__DIRECTION__
Find each line with the string "защит" and copy it.

::::

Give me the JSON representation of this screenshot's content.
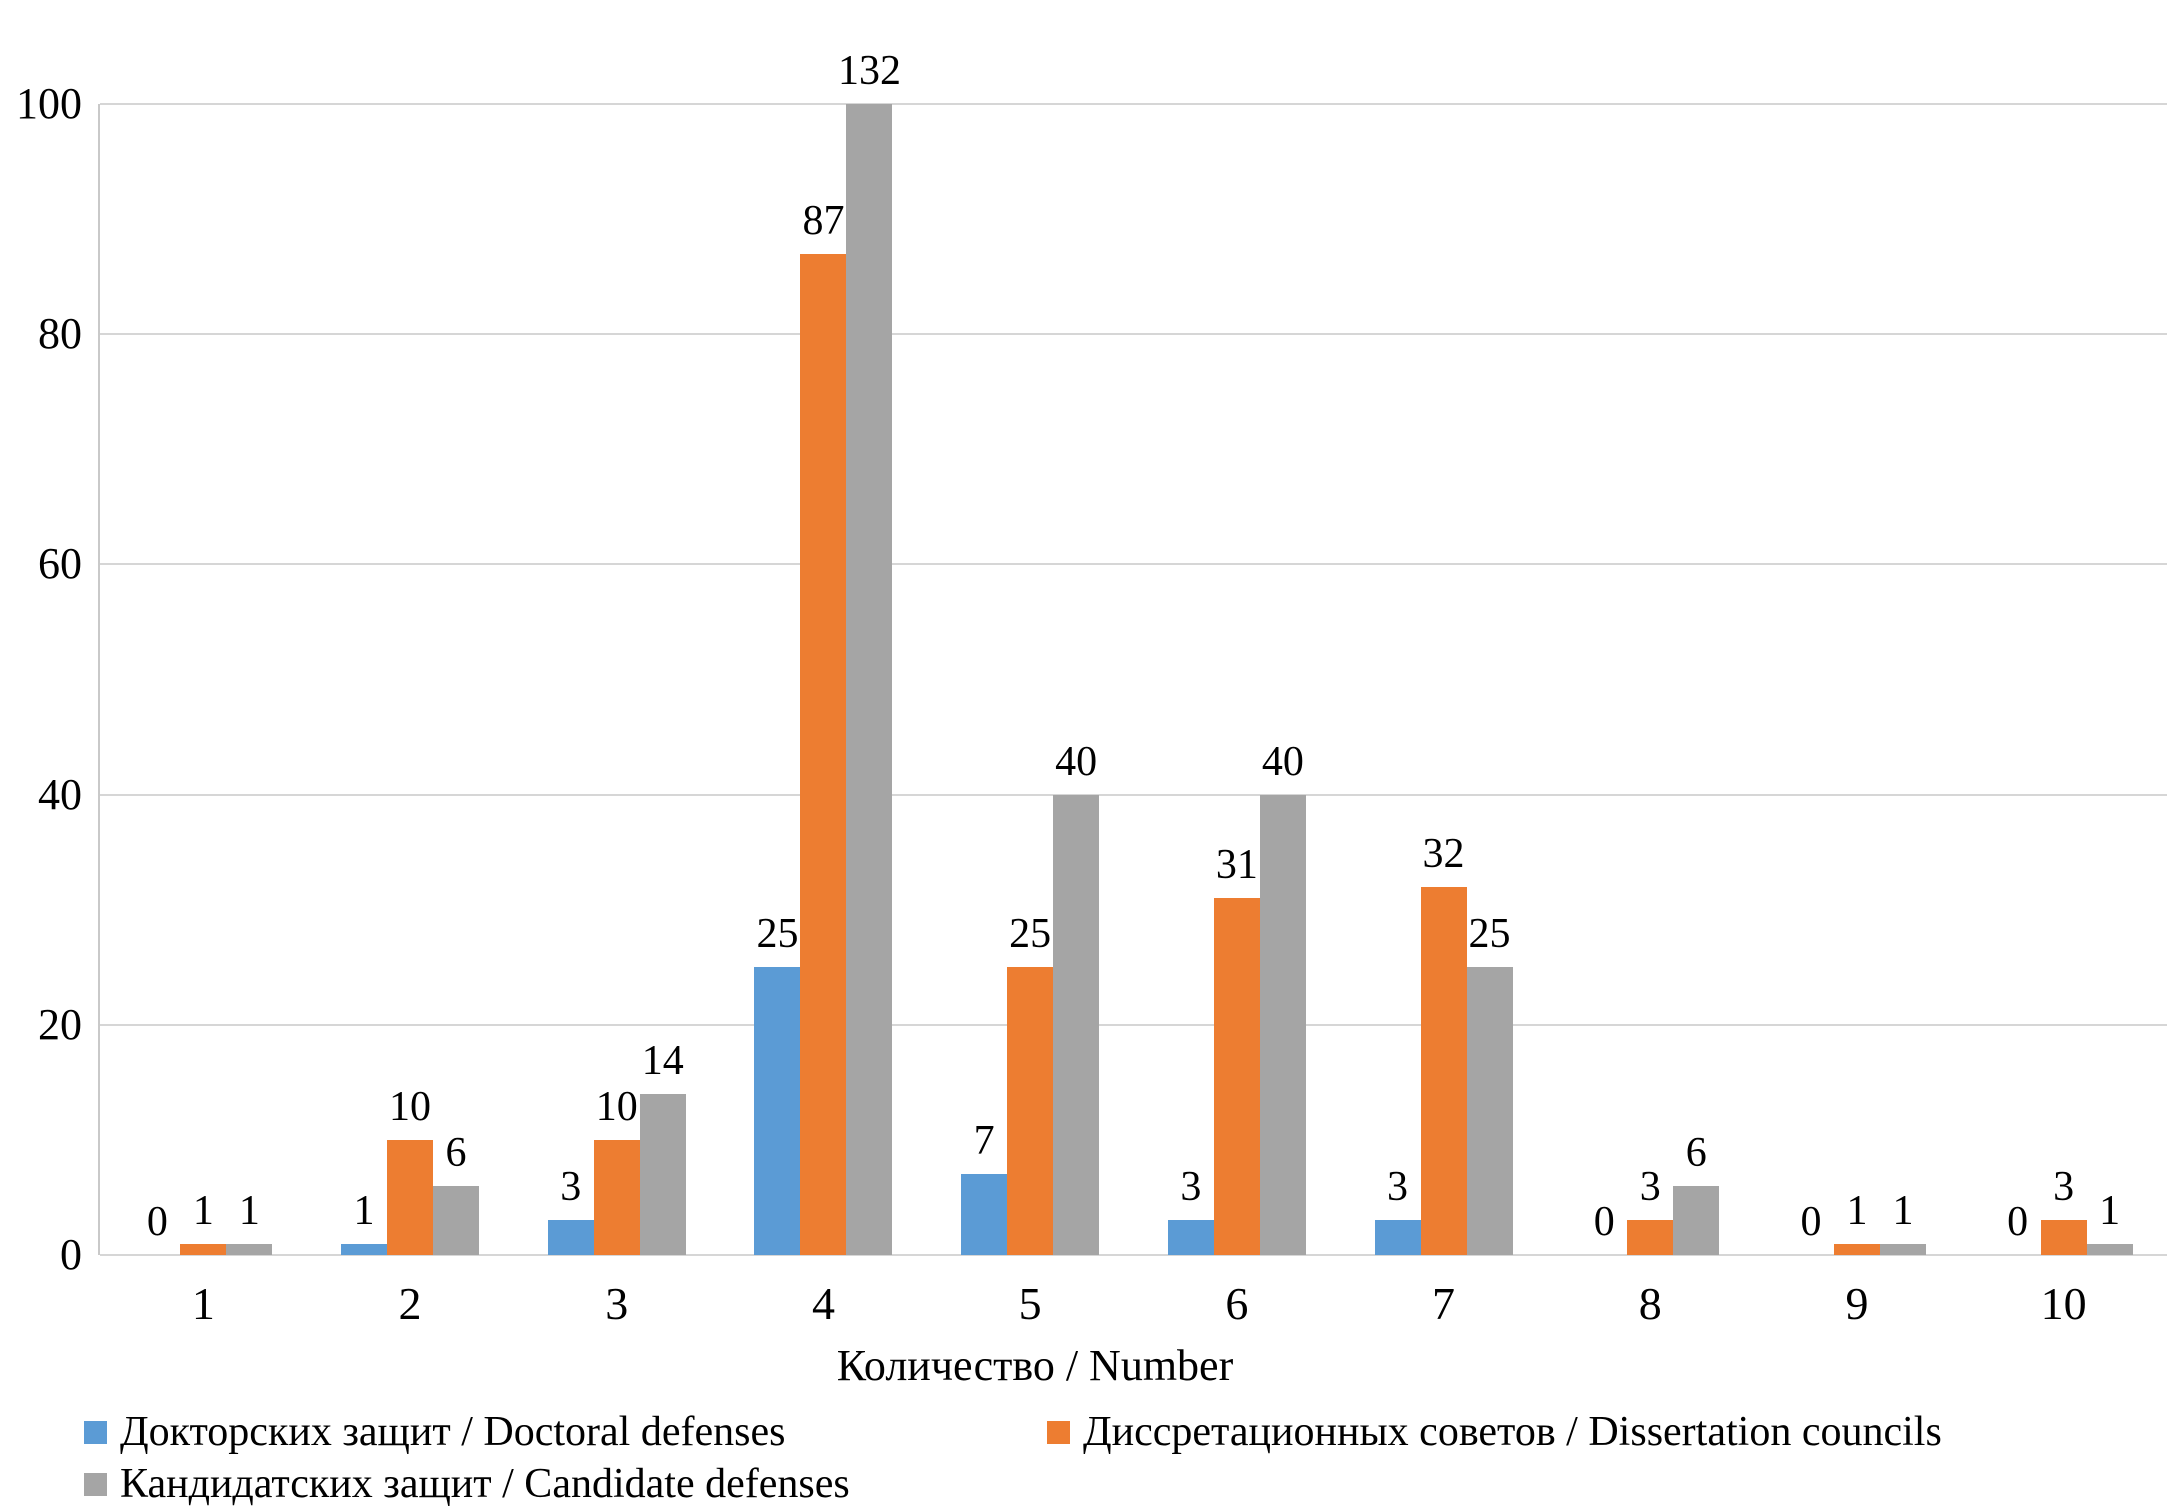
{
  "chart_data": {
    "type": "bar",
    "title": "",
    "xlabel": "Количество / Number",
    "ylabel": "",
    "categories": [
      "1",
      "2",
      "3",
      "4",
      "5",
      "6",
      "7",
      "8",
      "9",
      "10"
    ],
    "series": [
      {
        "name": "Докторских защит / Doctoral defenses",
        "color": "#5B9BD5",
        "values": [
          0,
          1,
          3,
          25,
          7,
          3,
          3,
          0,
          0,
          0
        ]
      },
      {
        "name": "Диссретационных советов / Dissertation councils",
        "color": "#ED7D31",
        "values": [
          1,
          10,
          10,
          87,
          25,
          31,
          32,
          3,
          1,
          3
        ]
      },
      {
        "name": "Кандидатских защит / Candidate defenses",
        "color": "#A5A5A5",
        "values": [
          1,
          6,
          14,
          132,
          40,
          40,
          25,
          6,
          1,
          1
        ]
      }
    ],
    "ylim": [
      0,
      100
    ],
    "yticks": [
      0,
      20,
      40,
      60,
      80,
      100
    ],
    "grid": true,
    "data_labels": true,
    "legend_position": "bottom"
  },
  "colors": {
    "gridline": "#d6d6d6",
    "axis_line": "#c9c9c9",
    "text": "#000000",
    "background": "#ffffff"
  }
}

::::

__COMPLETE RESPONSE__
        "name": "Докторских защит / Doctoral defenses",
        "name": "Кандидатских защит / Candidate defenses",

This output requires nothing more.